Dataset records:
....

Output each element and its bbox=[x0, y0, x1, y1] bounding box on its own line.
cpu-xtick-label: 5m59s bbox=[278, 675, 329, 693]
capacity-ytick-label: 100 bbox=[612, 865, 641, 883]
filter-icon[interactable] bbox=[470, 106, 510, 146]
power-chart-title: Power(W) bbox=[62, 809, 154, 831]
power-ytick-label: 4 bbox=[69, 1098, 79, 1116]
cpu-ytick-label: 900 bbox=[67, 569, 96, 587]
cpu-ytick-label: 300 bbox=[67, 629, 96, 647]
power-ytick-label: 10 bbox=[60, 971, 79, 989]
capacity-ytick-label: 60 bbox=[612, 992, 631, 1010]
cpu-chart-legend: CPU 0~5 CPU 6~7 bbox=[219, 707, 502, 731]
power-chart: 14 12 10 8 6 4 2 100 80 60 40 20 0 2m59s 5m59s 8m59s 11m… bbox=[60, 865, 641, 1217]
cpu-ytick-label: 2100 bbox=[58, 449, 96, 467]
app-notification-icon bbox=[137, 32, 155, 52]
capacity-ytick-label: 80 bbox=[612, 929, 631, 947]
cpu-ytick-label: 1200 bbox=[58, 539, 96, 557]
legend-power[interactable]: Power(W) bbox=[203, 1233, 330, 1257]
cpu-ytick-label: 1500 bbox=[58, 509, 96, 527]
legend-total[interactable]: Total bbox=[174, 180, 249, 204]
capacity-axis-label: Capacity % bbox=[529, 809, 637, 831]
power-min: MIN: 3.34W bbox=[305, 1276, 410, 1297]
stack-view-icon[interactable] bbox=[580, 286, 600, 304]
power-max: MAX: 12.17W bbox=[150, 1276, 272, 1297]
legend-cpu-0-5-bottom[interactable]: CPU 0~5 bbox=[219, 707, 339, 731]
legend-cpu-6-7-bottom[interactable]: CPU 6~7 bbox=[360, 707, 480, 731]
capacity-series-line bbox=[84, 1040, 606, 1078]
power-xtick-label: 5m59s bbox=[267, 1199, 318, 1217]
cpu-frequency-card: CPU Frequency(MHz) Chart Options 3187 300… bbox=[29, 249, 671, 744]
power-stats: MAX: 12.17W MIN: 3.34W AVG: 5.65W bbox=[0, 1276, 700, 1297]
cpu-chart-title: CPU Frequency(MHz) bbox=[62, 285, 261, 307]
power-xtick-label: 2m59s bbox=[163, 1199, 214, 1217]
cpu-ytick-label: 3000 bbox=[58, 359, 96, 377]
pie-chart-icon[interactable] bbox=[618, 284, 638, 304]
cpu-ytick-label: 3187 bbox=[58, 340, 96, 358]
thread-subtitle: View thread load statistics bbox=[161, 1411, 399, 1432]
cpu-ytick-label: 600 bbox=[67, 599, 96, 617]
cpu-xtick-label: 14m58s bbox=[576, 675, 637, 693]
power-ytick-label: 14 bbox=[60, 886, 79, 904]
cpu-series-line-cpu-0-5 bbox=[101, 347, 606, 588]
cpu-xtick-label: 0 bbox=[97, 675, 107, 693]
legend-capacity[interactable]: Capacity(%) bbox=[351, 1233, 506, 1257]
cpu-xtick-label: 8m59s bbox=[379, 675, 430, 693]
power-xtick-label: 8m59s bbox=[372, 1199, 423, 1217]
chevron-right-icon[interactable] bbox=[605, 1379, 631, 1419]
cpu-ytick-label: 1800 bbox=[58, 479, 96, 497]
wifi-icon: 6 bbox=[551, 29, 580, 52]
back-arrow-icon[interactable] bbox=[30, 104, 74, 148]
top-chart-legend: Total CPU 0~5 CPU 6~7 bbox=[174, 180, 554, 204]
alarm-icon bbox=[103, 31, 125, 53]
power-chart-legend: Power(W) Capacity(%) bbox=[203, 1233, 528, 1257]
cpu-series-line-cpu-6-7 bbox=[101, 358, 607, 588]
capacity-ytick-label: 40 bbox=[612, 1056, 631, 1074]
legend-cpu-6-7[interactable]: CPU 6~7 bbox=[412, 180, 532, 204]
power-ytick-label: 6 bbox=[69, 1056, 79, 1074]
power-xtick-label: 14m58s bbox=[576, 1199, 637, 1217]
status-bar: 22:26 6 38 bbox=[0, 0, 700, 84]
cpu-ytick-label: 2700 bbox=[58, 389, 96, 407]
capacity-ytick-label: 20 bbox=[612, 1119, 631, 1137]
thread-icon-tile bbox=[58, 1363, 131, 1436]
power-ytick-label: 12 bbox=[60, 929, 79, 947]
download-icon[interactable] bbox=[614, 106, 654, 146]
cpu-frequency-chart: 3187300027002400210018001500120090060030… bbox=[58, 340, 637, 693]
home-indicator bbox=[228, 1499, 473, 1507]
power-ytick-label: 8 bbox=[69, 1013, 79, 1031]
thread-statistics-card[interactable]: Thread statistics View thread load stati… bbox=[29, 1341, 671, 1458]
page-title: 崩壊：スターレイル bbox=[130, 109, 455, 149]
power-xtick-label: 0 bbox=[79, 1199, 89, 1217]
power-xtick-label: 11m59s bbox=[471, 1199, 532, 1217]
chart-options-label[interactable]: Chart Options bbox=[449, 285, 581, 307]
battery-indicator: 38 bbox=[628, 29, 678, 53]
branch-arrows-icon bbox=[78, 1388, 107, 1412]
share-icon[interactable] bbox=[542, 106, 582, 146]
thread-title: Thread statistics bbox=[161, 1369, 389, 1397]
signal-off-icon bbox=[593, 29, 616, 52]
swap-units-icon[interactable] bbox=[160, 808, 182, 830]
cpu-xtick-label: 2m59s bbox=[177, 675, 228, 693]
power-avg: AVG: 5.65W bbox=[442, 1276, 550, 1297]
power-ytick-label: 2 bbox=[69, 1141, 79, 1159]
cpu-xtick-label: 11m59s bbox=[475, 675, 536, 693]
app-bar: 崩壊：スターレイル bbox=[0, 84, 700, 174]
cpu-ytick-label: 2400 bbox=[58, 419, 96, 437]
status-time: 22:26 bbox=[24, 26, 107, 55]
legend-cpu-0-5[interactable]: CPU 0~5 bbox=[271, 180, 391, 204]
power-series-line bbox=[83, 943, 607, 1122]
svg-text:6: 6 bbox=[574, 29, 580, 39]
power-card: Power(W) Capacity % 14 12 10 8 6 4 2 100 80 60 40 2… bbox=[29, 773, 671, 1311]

....

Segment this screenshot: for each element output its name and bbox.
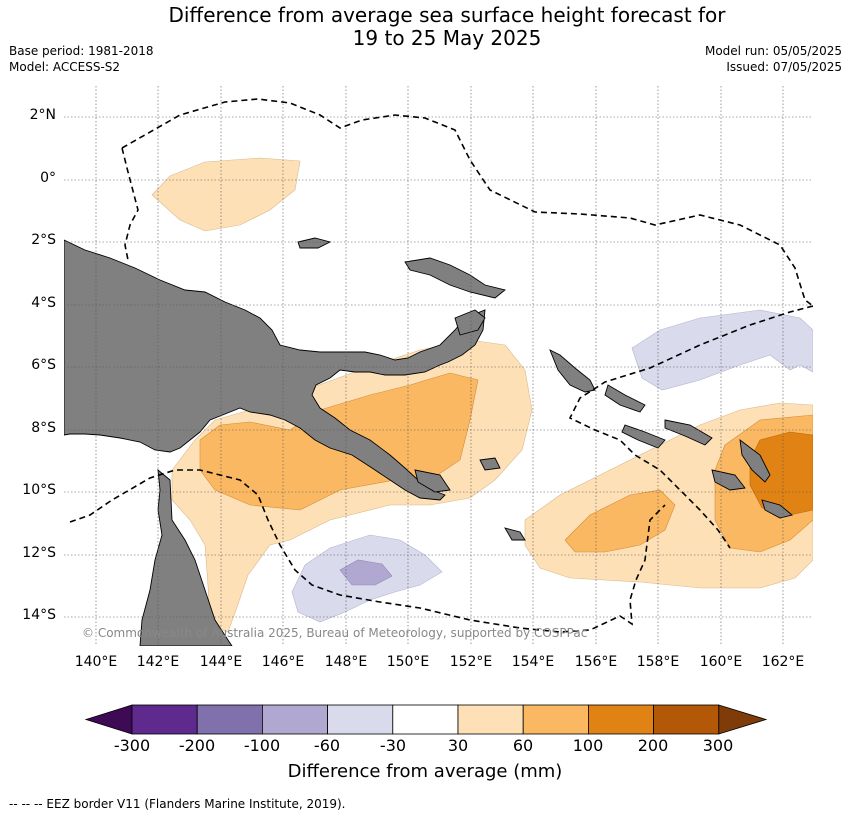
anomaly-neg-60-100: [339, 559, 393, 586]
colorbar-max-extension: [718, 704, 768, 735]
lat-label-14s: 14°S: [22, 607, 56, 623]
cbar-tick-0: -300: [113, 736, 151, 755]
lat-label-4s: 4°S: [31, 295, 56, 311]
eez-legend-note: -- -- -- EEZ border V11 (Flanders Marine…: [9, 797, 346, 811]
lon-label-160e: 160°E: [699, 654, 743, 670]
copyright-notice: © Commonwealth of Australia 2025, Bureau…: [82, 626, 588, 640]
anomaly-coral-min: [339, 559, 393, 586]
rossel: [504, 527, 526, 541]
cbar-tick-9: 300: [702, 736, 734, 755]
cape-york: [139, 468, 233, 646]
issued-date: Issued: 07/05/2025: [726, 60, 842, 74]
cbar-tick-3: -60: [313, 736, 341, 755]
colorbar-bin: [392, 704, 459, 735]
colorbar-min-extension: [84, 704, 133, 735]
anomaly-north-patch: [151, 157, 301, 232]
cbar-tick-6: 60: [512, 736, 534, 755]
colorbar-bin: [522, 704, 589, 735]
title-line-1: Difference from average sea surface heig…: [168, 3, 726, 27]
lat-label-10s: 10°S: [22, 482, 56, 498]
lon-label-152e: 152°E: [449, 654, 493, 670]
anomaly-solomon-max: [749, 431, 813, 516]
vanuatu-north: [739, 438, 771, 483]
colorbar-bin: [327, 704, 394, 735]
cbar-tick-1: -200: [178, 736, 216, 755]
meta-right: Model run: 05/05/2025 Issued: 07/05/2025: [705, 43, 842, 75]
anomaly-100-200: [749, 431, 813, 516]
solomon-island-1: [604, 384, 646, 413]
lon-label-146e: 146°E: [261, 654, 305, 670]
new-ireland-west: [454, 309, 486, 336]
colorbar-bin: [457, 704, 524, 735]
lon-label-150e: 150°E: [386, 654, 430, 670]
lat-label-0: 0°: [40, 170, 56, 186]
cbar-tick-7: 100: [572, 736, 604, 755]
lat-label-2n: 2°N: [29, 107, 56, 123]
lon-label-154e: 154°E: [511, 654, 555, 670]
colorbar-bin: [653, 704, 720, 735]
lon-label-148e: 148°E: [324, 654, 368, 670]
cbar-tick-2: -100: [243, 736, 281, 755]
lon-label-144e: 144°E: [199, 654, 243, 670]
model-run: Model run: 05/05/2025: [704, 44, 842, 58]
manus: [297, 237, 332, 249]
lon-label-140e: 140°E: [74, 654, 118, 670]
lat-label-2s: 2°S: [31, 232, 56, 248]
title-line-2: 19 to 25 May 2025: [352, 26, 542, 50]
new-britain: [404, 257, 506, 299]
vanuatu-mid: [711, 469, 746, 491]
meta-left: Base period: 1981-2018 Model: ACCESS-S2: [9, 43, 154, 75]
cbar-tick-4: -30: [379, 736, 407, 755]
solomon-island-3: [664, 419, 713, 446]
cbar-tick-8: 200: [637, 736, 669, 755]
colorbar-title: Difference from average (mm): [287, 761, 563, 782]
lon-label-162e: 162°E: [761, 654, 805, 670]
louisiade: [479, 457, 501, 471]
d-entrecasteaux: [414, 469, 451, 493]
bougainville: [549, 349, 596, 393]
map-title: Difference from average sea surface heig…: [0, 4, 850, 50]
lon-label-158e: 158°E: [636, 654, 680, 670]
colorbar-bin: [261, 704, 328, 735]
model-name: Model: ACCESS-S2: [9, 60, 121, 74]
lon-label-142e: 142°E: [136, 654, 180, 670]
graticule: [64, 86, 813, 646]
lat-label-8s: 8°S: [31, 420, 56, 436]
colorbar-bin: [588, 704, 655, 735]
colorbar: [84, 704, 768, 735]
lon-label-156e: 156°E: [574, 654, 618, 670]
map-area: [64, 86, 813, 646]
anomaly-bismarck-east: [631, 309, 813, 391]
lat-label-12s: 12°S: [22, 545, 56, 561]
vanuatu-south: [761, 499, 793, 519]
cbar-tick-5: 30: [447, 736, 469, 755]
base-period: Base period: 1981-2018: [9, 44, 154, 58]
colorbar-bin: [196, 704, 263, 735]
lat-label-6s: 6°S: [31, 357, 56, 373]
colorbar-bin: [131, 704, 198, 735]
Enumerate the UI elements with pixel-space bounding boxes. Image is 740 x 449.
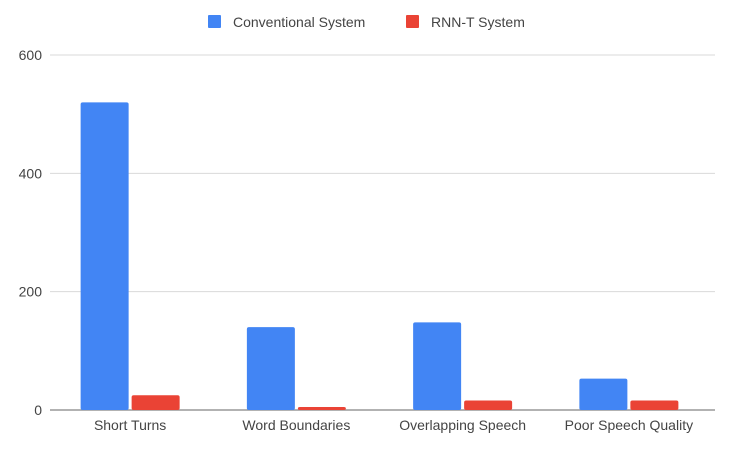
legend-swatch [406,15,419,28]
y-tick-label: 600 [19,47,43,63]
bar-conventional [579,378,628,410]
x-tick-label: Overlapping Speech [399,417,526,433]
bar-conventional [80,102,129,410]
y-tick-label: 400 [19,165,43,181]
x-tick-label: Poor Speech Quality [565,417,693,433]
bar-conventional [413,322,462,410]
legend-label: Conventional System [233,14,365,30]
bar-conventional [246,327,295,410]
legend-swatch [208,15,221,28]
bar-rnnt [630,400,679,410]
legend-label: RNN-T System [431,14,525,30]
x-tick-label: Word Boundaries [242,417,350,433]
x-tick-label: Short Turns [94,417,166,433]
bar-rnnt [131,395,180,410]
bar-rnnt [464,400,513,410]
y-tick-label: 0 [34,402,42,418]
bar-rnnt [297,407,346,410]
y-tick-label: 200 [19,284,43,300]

....

§ Aim: Transcribe the lines of the items starting at the line containing "legend-swatch [406,15,419,28]" and ending at the line containing "y-tick-label: 200 [19,284,43,300]", with both of those lines included.

§ Problem solution:
legend-swatch [406,15,419,28]
y-tick-label: 600 [19,47,43,63]
bar-conventional [579,378,628,410]
x-tick-label: Overlapping Speech [399,417,526,433]
bar-conventional [80,102,129,410]
y-tick-label: 400 [19,165,43,181]
x-tick-label: Poor Speech Quality [565,417,693,433]
bar-conventional [413,322,462,410]
legend-label: Conventional System [233,14,365,30]
bar-conventional [246,327,295,410]
legend-swatch [208,15,221,28]
bar-rnnt [630,400,679,410]
legend-label: RNN-T System [431,14,525,30]
x-tick-label: Word Boundaries [242,417,350,433]
x-tick-label: Short Turns [94,417,166,433]
bar-rnnt [131,395,180,410]
bar-rnnt [464,400,513,410]
y-tick-label: 0 [34,402,42,418]
bar-rnnt [297,407,346,410]
y-tick-label: 200 [19,284,43,300]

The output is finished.